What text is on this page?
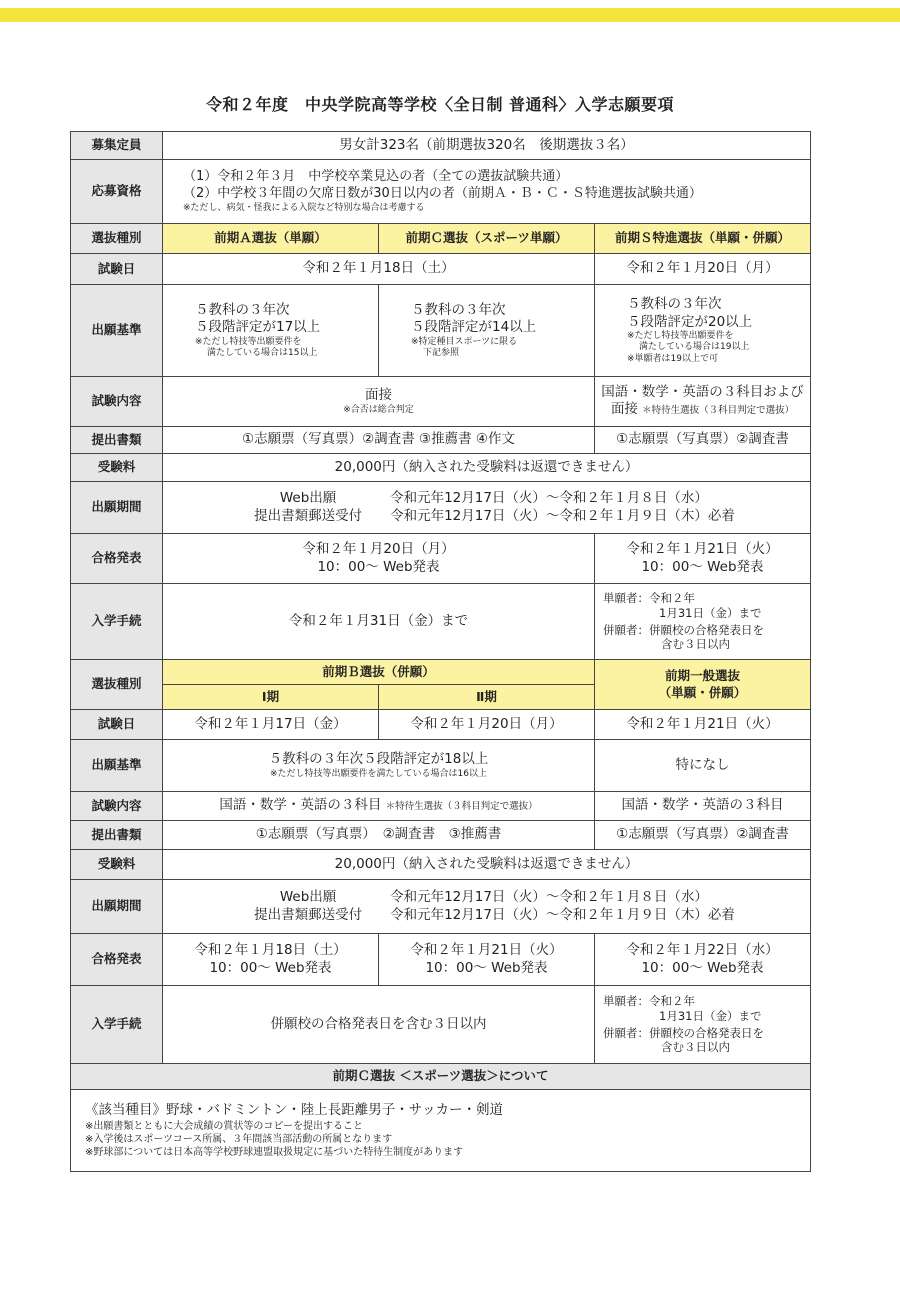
令和２年度　中央学院高等学校〈全日制 普通科〉入学志願要項
募集定員	男女計323名（前期選抜320名　後期選抜３名）		
応募資格	（1）令和２年３月　中学校卒業見込の者（全ての選抜試験共通）
（2）中学校３年間の欠席日数が30日以内の者（前期Ａ・Ｂ・Ｃ・Ｓ特進選抜試験共通）
※ただし、病気・怪我による入院など特別な場合は考慮する		

選抜種別	前期Ａ選抜（単願）	前期Ｃ選抜（スポーツ単願）	前期Ｓ特進選抜（単願・併願）
試験日	令和２年１月18日（土）		令和２年１月20日（月）
出願基準	５教科の３年次
５段階評定が17以上
※ただし特技等出願要件を
満たしている場合は15以上	５教科の３年次
５段階評定が14以上
※特定種目スポーツに限る
下記参照	５教科の３年次
５段階評定が20以上
※ただし特技等出願要件を
満たしている場合は19以上
※単願者は19以上で可

試験内容	面接
※合否は総合判定		国語・数学・英語の３科目および
面接 ＊特待生選抜（３科目判定で選抜）

提出書類	①志願票（写真票）②調査書 ③推薦書 ④作文		①志願票（写真票）②調査書
受験料	20,000円（納入された受験料は返還できません）		
出願期間	Web出願
提出書類郵送受付
令和元年12月17日（火）～令和２年１月８日（水）
令和元年12月17日（火）～令和２年１月９日（木）必着		

合格発表	令和２年１月20日（月）
10：00～ Web発表		令和２年１月21日（火）
10：00～ Web発表

入学手続	令和２年１月31日（金）まで		単願者：令和２年
1月31日（金）まで
併願者：併願校の合格発表日を
含む３日以内

選抜種別	前期Ｂ選抜（併願）		前期一般選抜
（単願・併願）

	Ⅰ期	Ⅱ期	
試験日	令和２年１月17日（金）	令和２年１月20日（月）	令和２年１月21日（火）
出願基準	５教科の３年次５段階評定が18以上
※ただし特技等出願要件を満たしている場合は16以上		特になし
試験内容	国語・数学・英語の３科目 ＊特待生選抜（３科目判定で選抜）		国語・数学・英語の３科目
提出書類	①志願票（写真票）　②調査書　③推薦書		①志願票（写真票）②調査書
受験料	20,000円（納入された受験料は返還できません）		
出願期間	Web出願
提出書類郵送受付
令和元年12月17日（火）～令和２年１月８日（水）
令和元年12月17日（火）～令和２年１月９日（木）必着		

合格発表	令和２年１月18日（土）
10：00～ Web発表	令和２年１月21日（火）
10：00～ Web発表	令和２年１月22日（水）
10：00～ Web発表

入学手続	併願校の合格発表日を含む３日以内		単願者：令和２年
1月31日（金）まで
併願者：併願校の合格発表日を
含む３日以内

前期Ｃ選抜 ＜スポーツ選抜＞について			

《該当種目》野球・バドミントン・陸上長距離男子・サッカー・剣道
※出願書類とともに大会成績の賞状等のコピーを提出すること
※入学後はスポーツコース所属、３年間該当部活動の所属となります
※野球部については日本高等学校野球連盟取扱規定に基づいた特待生制度があります			
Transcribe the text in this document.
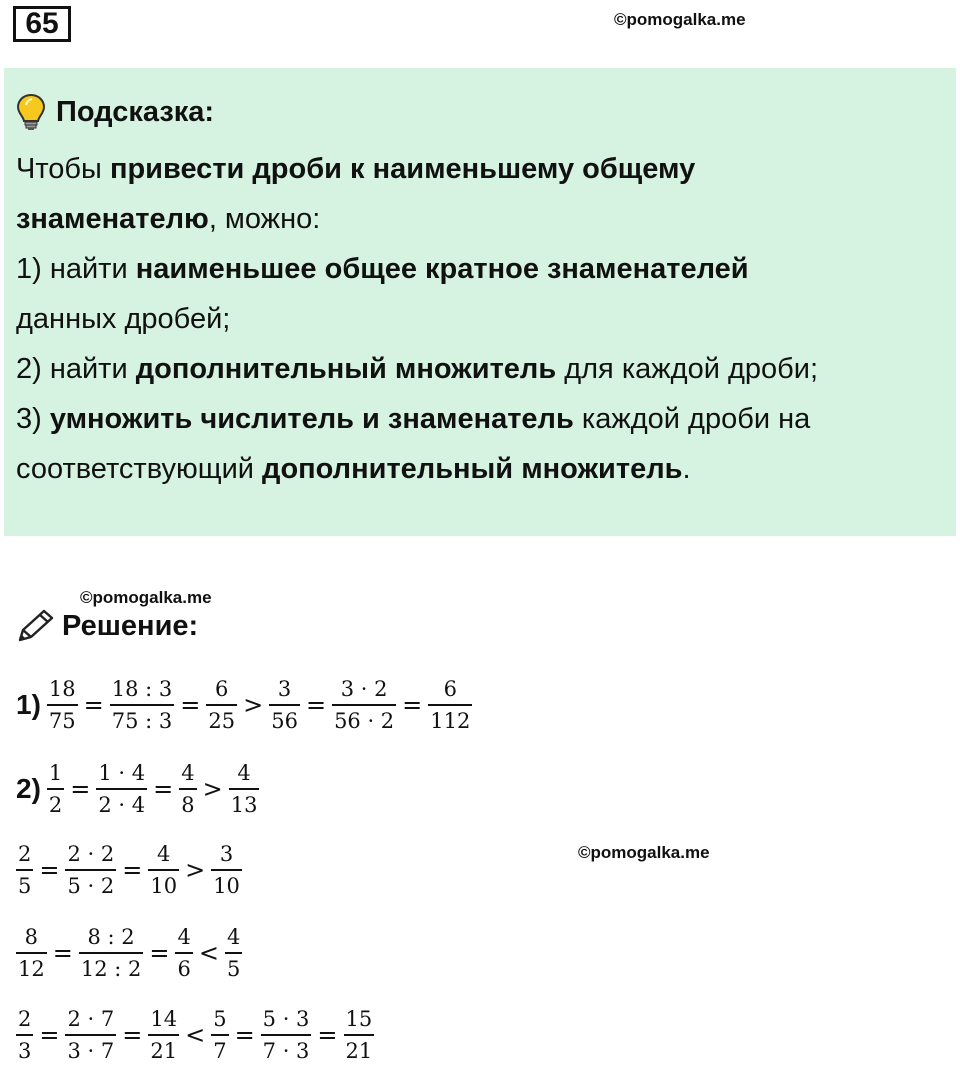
65	©pomogalka.me
Подсказка:

Чтобы привести дроби к наименьшему общему

знаменателю, можно:

1) найти наименьшее общее кратное знаменателей

данных дробей;

2) найти дополнительный множитель для каждой дроби;

3) умножить числитель и знаменатель каждой дроби на

соответствующий дополнительный множитель.

©pomogalka.me
Решение:
©pomogalka.me
$1) \frac{18}{75} = \frac{18 : 3}{75 : 3} = \frac{6}{25} > \frac{3}{56} = \frac{3 \cdot 2}{56 \cdot 2} = \frac{6}{112}$
$2) \frac{1}{2} = \frac{1 \cdot 4}{2 \cdot 4} = \frac{4}{8} > \frac{4}{13}$
$\frac{2}{5} = \frac{2 \cdot 2}{5 \cdot 2} = \frac{4}{10} > \frac{3}{10}$
$\frac{8}{12} = \frac{8 : 2}{12 : 2} = \frac{4}{6} < \frac{4}{5}$
$\frac{2}{3} = \frac{2 \cdot 7}{3 \cdot 7} = \frac{14}{21} < \frac{5}{7} = \frac{5 \cdot 3}{7 \cdot 3} = \frac{15}{21}$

▬▬▬▬▬▬

# Direction
Pick out every line with the string "Web発表" and copy it.

# Output
10：00～ Web発表		令和２年１月21日（火）
10：00～ Web発表
10：00～ Web発表	令和２年１月21日（火）
10：00～ Web発表	令和２年１月22日（水）
10：00～ Web発表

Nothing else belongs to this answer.